■ **TASK BRIEF**
Repeat the material verbatim and drop the pictures.
※ ※ ※
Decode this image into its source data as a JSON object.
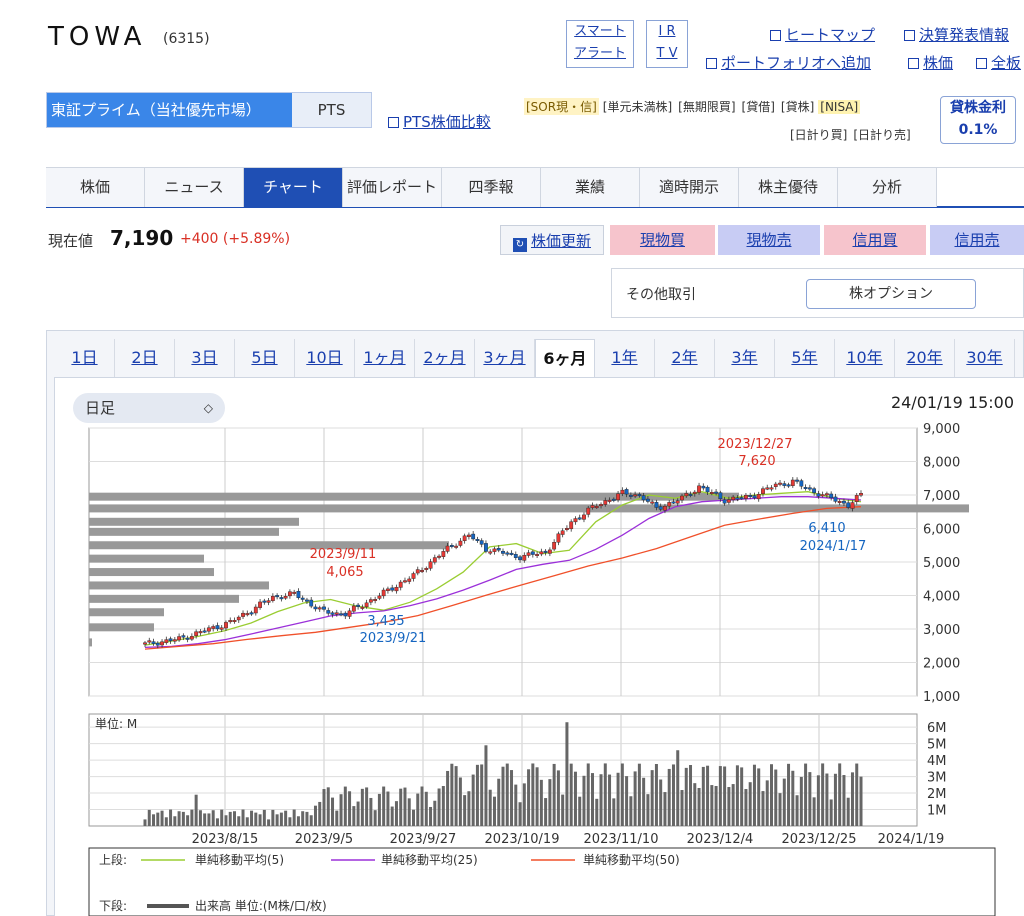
{
  "stock": {
    "name": "TOWA",
    "code": "(6315)"
  },
  "alert": {
    "line1": "スマート",
    "line2": "アラート"
  },
  "irtv": {
    "line1": "I R",
    "line2": "T V"
  },
  "top_links": {
    "heatmap": "ヒートマップ",
    "earnings": "決算発表情報",
    "portfolio": "ポートフォリオへ追加",
    "price": "株価",
    "all": "全板"
  },
  "market_tabs": {
    "primary": "東証プライム（当社優先市場）",
    "pts": "PTS"
  },
  "pts_compare": "PTS株価比較",
  "tags_row1": [
    "[SOR現・信]",
    "[単元未満株]",
    "[無期限買]",
    "[貸借]",
    "[貸株]",
    "[NISA]"
  ],
  "tags_row2": [
    "[日計り買]",
    "[日計り売]"
  ],
  "lend_rate": {
    "label": "貸株金利",
    "value": "0.1%"
  },
  "nav": [
    "株価",
    "ニュース",
    "チャート",
    "評価レポート",
    "四季報",
    "業績",
    "適時開示",
    "株主優待",
    "分析"
  ],
  "price": {
    "label": "現在値",
    "value": "7,190",
    "change": "+400 (+5.89%)"
  },
  "buttons": {
    "refresh": "株価更新",
    "spot_buy": "現物買",
    "spot_sell": "現物売",
    "margin_buy": "信用買",
    "margin_sell": "信用売"
  },
  "other": {
    "label": "その他取引",
    "option": "株オプション"
  },
  "periods": [
    "1日",
    "2日",
    "3日",
    "5日",
    "10日",
    "1ヶ月",
    "2ヶ月",
    "3ヶ月",
    "6ヶ月",
    "1年",
    "2年",
    "3年",
    "5年",
    "10年",
    "20年",
    "30年"
  ],
  "chart_controls": {
    "interval": "日足",
    "datetime": "24/01/19 15:00"
  },
  "colors": {
    "up": "#e53935",
    "down": "#1565c0",
    "ma5": "#9acd32",
    "ma25": "#9b30d9",
    "ma50": "#f0502a",
    "volume": "#666666",
    "profile": "#999999"
  },
  "chart_data": [
    {
      "type": "candlestick",
      "ylim": [
        1000,
        9000
      ],
      "yticks": [
        "9,000",
        "8,000",
        "7,000",
        "6,000",
        "5,000",
        "4,000",
        "3,000",
        "2,000",
        "1,000"
      ],
      "annotations": {
        "high": {
          "date": "2023/12/27",
          "value": "7,620"
        },
        "sep_high": {
          "date": "2023/9/11",
          "value": "4,065"
        },
        "sep_low": {
          "date": "2023/9/21",
          "value": "3,435"
        },
        "recent_low": {
          "date": "2024/1/17",
          "value": "6,410"
        }
      },
      "series": [
        {
          "name": "単純移動平均(5)",
          "values": [
            2520,
            2640,
            2780,
            2950,
            3180,
            3520,
            3780,
            3880,
            3680,
            3560,
            3800,
            4200,
            4700,
            5450,
            5550,
            5250,
            5350,
            6200,
            6700,
            7000,
            6900,
            7100,
            6900,
            7000,
            7050,
            7100,
            6900,
            6800
          ]
        },
        {
          "name": "単純移動平均(25)",
          "values": [
            2450,
            2480,
            2560,
            2680,
            2850,
            3030,
            3210,
            3390,
            3480,
            3540,
            3700,
            3900,
            4160,
            4460,
            4780,
            4930,
            5050,
            5380,
            5800,
            6300,
            6650,
            6800,
            6850,
            6900,
            6950,
            6950,
            6900,
            6850
          ]
        },
        {
          "name": "単純移動平均(50)",
          "values": [
            2400,
            2480,
            2560,
            2690,
            2800,
            2900,
            3050,
            3200,
            3400,
            3700,
            4010,
            4300,
            4590,
            4880,
            5120,
            5400,
            5750,
            6100,
            6280,
            6450,
            6600,
            6650
          ]
        }
      ]
    },
    {
      "type": "bar",
      "ylabel": "単位: M",
      "yticks": [
        "6M",
        "5M",
        "4M",
        "3M",
        "2M",
        "1M"
      ],
      "x": [
        "2023/8/15",
        "2023/9/5",
        "2023/9/27",
        "2023/10/19",
        "2023/11/10",
        "2023/12/4",
        "2023/12/25",
        "2024/1/19"
      ]
    }
  ],
  "legend": {
    "upper_label": "上段:",
    "ma5": "単純移動平均(5)",
    "ma25": "単純移動平均(25)",
    "ma50": "単純移動平均(50)",
    "lower_label": "下段:",
    "volume": "出来高 単位:(M株/口/枚)"
  }
}
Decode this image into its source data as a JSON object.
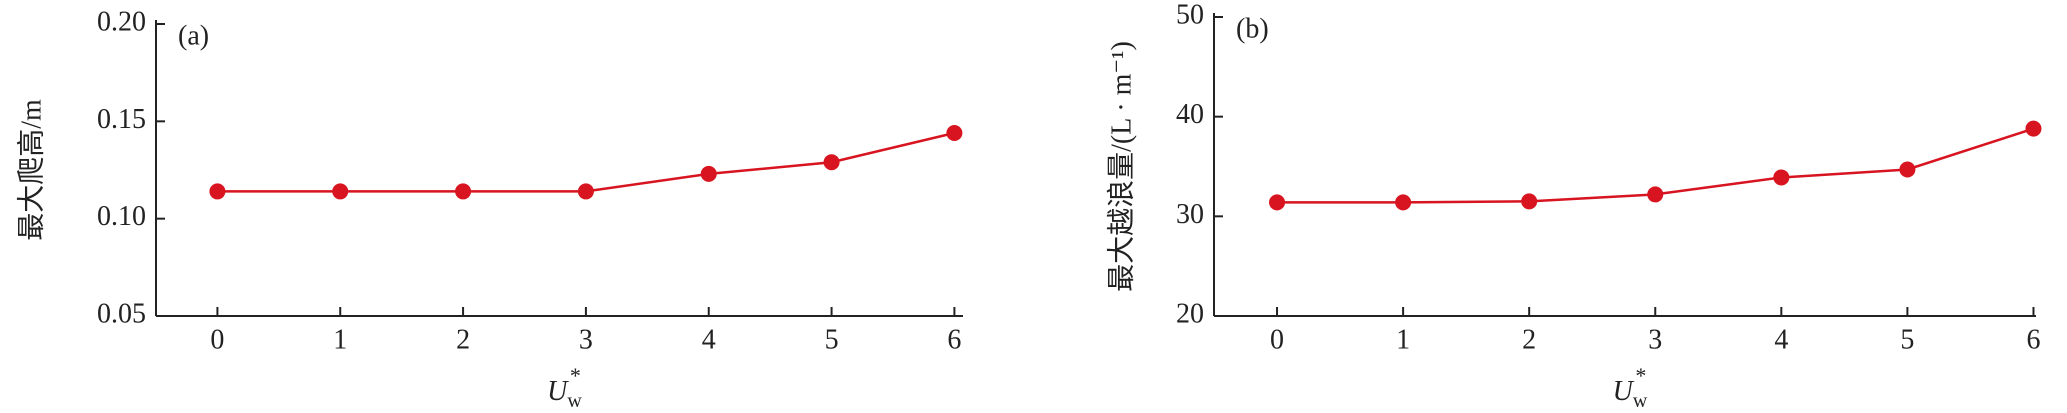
{
  "chart_data": [
    {
      "type": "line",
      "label": "(a)",
      "ylabel": "最大爬高/m",
      "xlabel": "U",
      "xlabel_sub": "w",
      "xlabel_sup": "*",
      "x": [
        0,
        1,
        2,
        3,
        4,
        5,
        6
      ],
      "series": [
        {
          "color": "#d7141f",
          "values": [
            0.114,
            0.114,
            0.114,
            0.114,
            0.123,
            0.129,
            0.144
          ]
        }
      ],
      "xlim": [
        -0.5,
        6.07
      ],
      "xticks": [
        0,
        1,
        2,
        3,
        4,
        5,
        6
      ],
      "ylim": [
        0.05,
        0.2
      ],
      "yticks": [
        {
          "value": 0.05,
          "label": "0.05"
        },
        {
          "value": 0.1,
          "label": "0.10"
        },
        {
          "value": 0.15,
          "label": "0.15"
        },
        {
          "value": 0.2,
          "label": "0.20"
        }
      ]
    },
    {
      "type": "line",
      "label": "(b)",
      "ylabel": "最大越浪量/(L · m⁻¹)",
      "xlabel": "U",
      "xlabel_sub": "w",
      "xlabel_sup": "*",
      "x": [
        0,
        1,
        2,
        3,
        4,
        5,
        6
      ],
      "series": [
        {
          "color": "#d7141f",
          "values": [
            31.4,
            31.4,
            31.5,
            32.2,
            33.9,
            34.7,
            38.8
          ]
        }
      ],
      "xlim": [
        -0.5,
        6.02
      ],
      "xticks": [
        0,
        1,
        2,
        3,
        4,
        5,
        6
      ],
      "ylim": [
        20,
        50
      ],
      "yticks": [
        20,
        30,
        40,
        50
      ]
    }
  ]
}
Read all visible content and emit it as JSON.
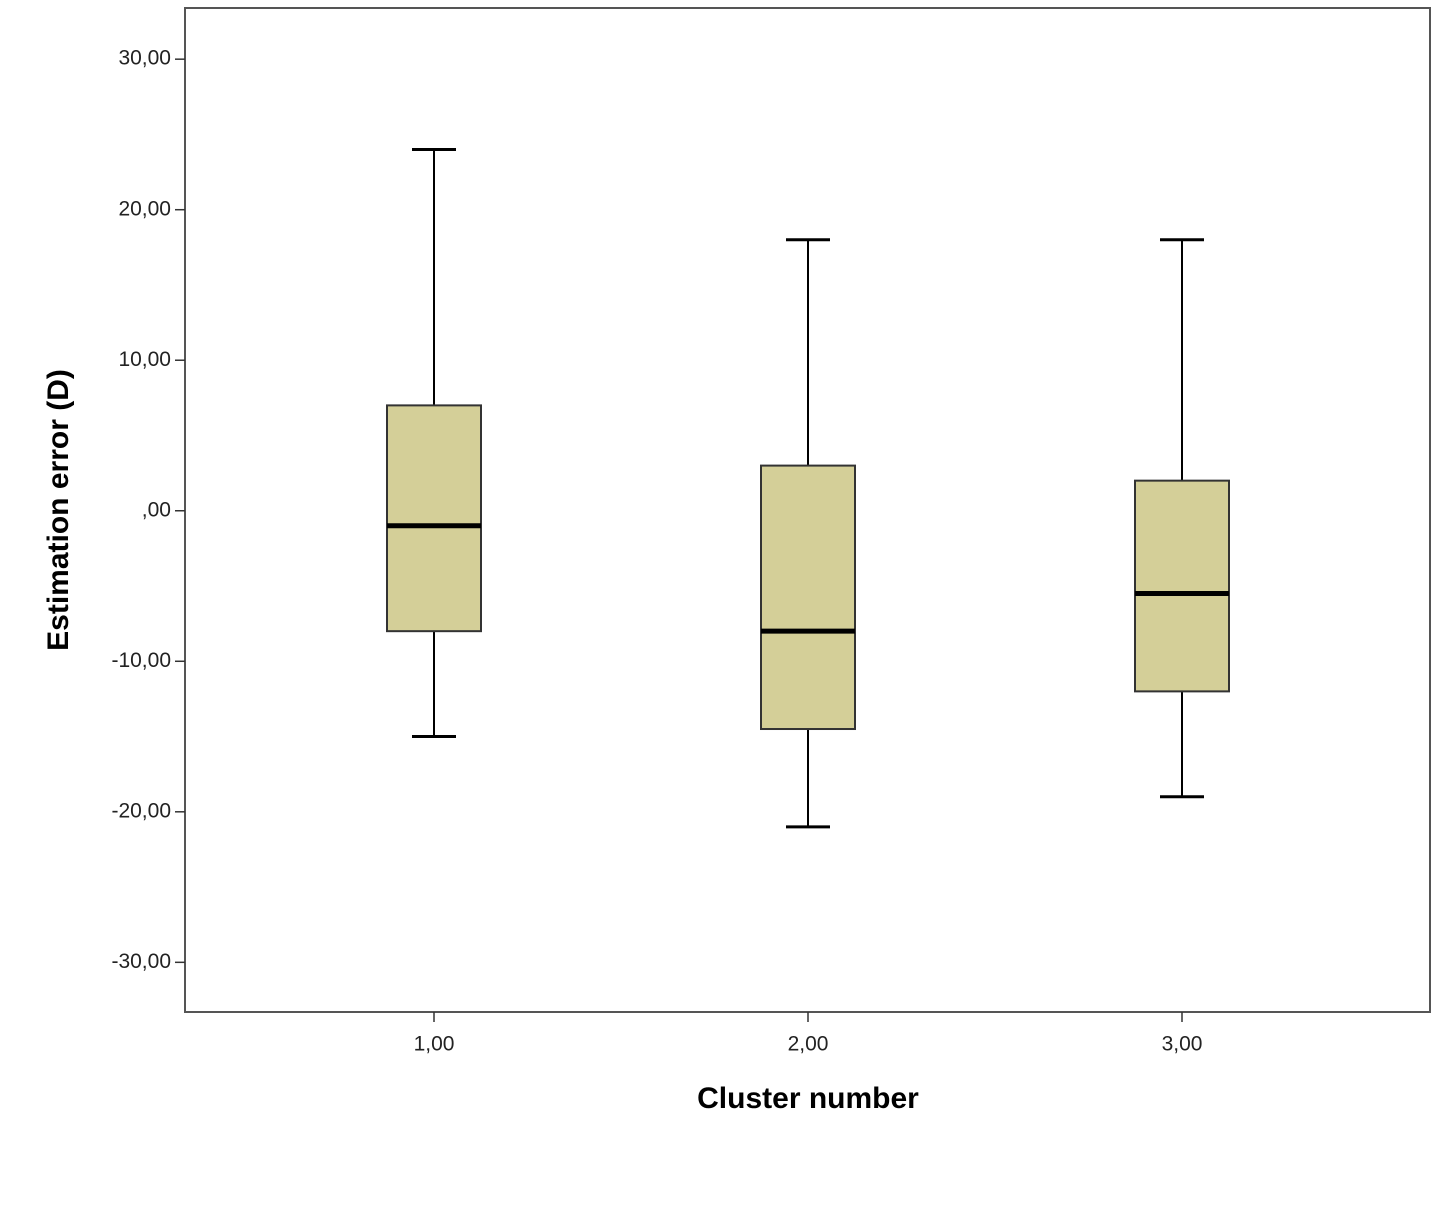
※ ※ ※
■ **EXERCISE SOLUTION**
Decode this image into its source data as a JSON object.
{
  "stock": {
    "name": "TOWA",
    "code": "(6315)"
  },
  "alert": {
    "line1": "スマート",
    "line2": "アラート"
  },
  "irtv": {
    "line1": "I R",
    "line2": "T V"
  },
  "top_links": {
    "heatmap": "ヒートマップ",
    "earnings": "決算発表情報",
    "portfolio": "ポートフォリオへ追加",
    "price": "株価",
    "all": "全板"
  },
  "market_tabs": {
    "primary": "東証プライム（当社優先市場）",
    "pts": "PTS"
  },
  "pts_compare": "PTS株価比較",
  "tags_row1": [
    "[SOR現・信]",
    "[単元未満株]",
    "[無期限買]",
    "[貸借]",
    "[貸株]",
    "[NISA]"
  ],
  "tags_row2": [
    "[日計り買]",
    "[日計り売]"
  ],
  "lend_rate": {
    "label": "貸株金利",
    "value": "0.1%"
  },
  "nav": [
    "株価",
    "ニュース",
    "チャート",
    "評価レポート",
    "四季報",
    "業績",
    "適時開示",
    "株主優待",
    "分析"
  ],
  "price": {
    "label": "現在値",
    "value": "7,190",
    "change": "+400 (+5.89%)"
  },
  "buttons": {
    "refresh": "株価更新",
    "spot_buy": "現物買",
    "spot_sell": "現物売",
    "margin_buy": "信用買",
    "margin_sell": "信用売"
  },
  "other": {
    "label": "その他取引",
    "option": "株オプション"
  },
  "periods": [
    "1日",
    "2日",
    "3日",
    "5日",
    "10日",
    "1ヶ月",
    "2ヶ月",
    "3ヶ月",
    "6ヶ月",
    "1年",
    "2年",
    "3年",
    "5年",
    "10年",
    "20年",
    "30年"
  ],
  "chart_controls": {
    "interval": "日足",
    "datetime": "24/01/19 15:00"
  },
  "colors": {
    "up": "#e53935",
    "down": "#1565c0",
    "ma5": "#9acd32",
    "ma25": "#9b30d9",
    "ma50": "#f0502a",
    "volume": "#666666",
    "profile": "#999999"
  },
  "chart_data": [
    {
      "type": "candlestick",
      "ylim": [
        1000,
        9000
      ],
      "yticks": [
        "9,000",
        "8,000",
        "7,000",
        "6,000",
        "5,000",
        "4,000",
        "3,000",
        "2,000",
        "1,000"
      ],
      "annotations": {
        "high": {
          "date": "2023/12/27",
          "value": "7,620"
        },
        "sep_high": {
          "date": "2023/9/11",
          "value": "4,065"
        },
        "sep_low": {
          "date": "2023/9/21",
          "value": "3,435"
        },
        "recent_low": {
          "date": "2024/1/17",
          "value": "6,410"
        }
      },
      "series": [
        {
          "name": "単純移動平均(5)",
          "values": [
            2520,
            2640,
            2780,
            2950,
            3180,
            3520,
            3780,
            3880,
            3680,
            3560,
            3800,
            4200,
            4700,
            5450,
            5550,
            5250,
            5350,
            6200,
            6700,
            7000,
            6900,
            7100,
            6900,
            7000,
            7050,
            7100,
            6900,
            6800
          ]
        },
        {
          "name": "単純移動平均(25)",
          "values": [
            2450,
            2480,
            2560,
            2680,
            2850,
            3030,
            3210,
            3390,
            3480,
            3540,
            3700,
            3900,
            4160,
            4460,
            4780,
            4930,
            5050,
            5380,
            5800,
            6300,
            6650,
            6800,
            6850,
            6900,
            6950,
            6950,
            6900,
            6850
          ]
        },
        {
          "name": "単純移動平均(50)",
          "values": [
            2400,
            2480,
            2560,
            2690,
            2800,
            2900,
            3050,
            3200,
            3400,
            3700,
            4010,
            4300,
            4590,
            4880,
            5120,
            5400,
            5750,
            6100,
            6280,
            6450,
            6600,
            6650
          ]
        }
      ]
    },
    {
      "type": "bar",
      "ylabel": "単位: M",
      "yticks": [
        "6M",
        "5M",
        "4M",
        "3M",
        "2M",
        "1M"
      ],
      "x": [
        "2023/8/15",
        "2023/9/5",
        "2023/9/27",
        "2023/10/19",
        "2023/11/10",
        "2023/12/4",
        "2023/12/25",
        "2024/1/19"
      ]
    }
  ],
  "legend": {
    "upper_label": "上段:",
    "ma5": "単純移動平均(5)",
    "ma25": "単純移動平均(25)",
    "ma50": "単純移動平均(50)",
    "lower_label": "下段:",
    "volume": "出来高 単位:(M株/口/枚)"
  }
}
Decode this image into its source data as a JSON object.
{
  "chart_data": [
    {
      "type": "line",
      "label": "(a)",
      "ylabel": "最大爬高/m",
      "xlabel": "U",
      "xlabel_sub": "w",
      "xlabel_sup": "*",
      "x": [
        0,
        1,
        2,
        3,
        4,
        5,
        6
      ],
      "series": [
        {
          "color": "#d7141f",
          "values": [
            0.114,
            0.114,
            0.114,
            0.114,
            0.123,
            0.129,
            0.144
          ]
        }
      ],
      "xlim": [
        -0.5,
        6.07
      ],
      "xticks": [
        0,
        1,
        2,
        3,
        4,
        5,
        6
      ],
      "ylim": [
        0.05,
        0.2
      ],
      "yticks": [
        {
          "value": 0.05,
          "label": "0.05"
        },
        {
          "value": 0.1,
          "label": "0.10"
        },
        {
          "value": 0.15,
          "label": "0.15"
        },
        {
          "value": 0.2,
          "label": "0.20"
        }
      ]
    },
    {
      "type": "line",
      "label": "(b)",
      "ylabel": "最大越浪量/(L · m⁻¹)",
      "xlabel": "U",
      "xlabel_sub": "w",
      "xlabel_sup": "*",
      "x": [
        0,
        1,
        2,
        3,
        4,
        5,
        6
      ],
      "series": [
        {
          "color": "#d7141f",
          "values": [
            31.4,
            31.4,
            31.5,
            32.2,
            33.9,
            34.7,
            38.8
          ]
        }
      ],
      "xlim": [
        -0.5,
        6.02
      ],
      "xticks": [
        0,
        1,
        2,
        3,
        4,
        5,
        6
      ],
      "ylim": [
        20,
        50
      ],
      "yticks": [
        20,
        30,
        40,
        50
      ]
    }
  ]
}
Read all visible content and emit it as JSON.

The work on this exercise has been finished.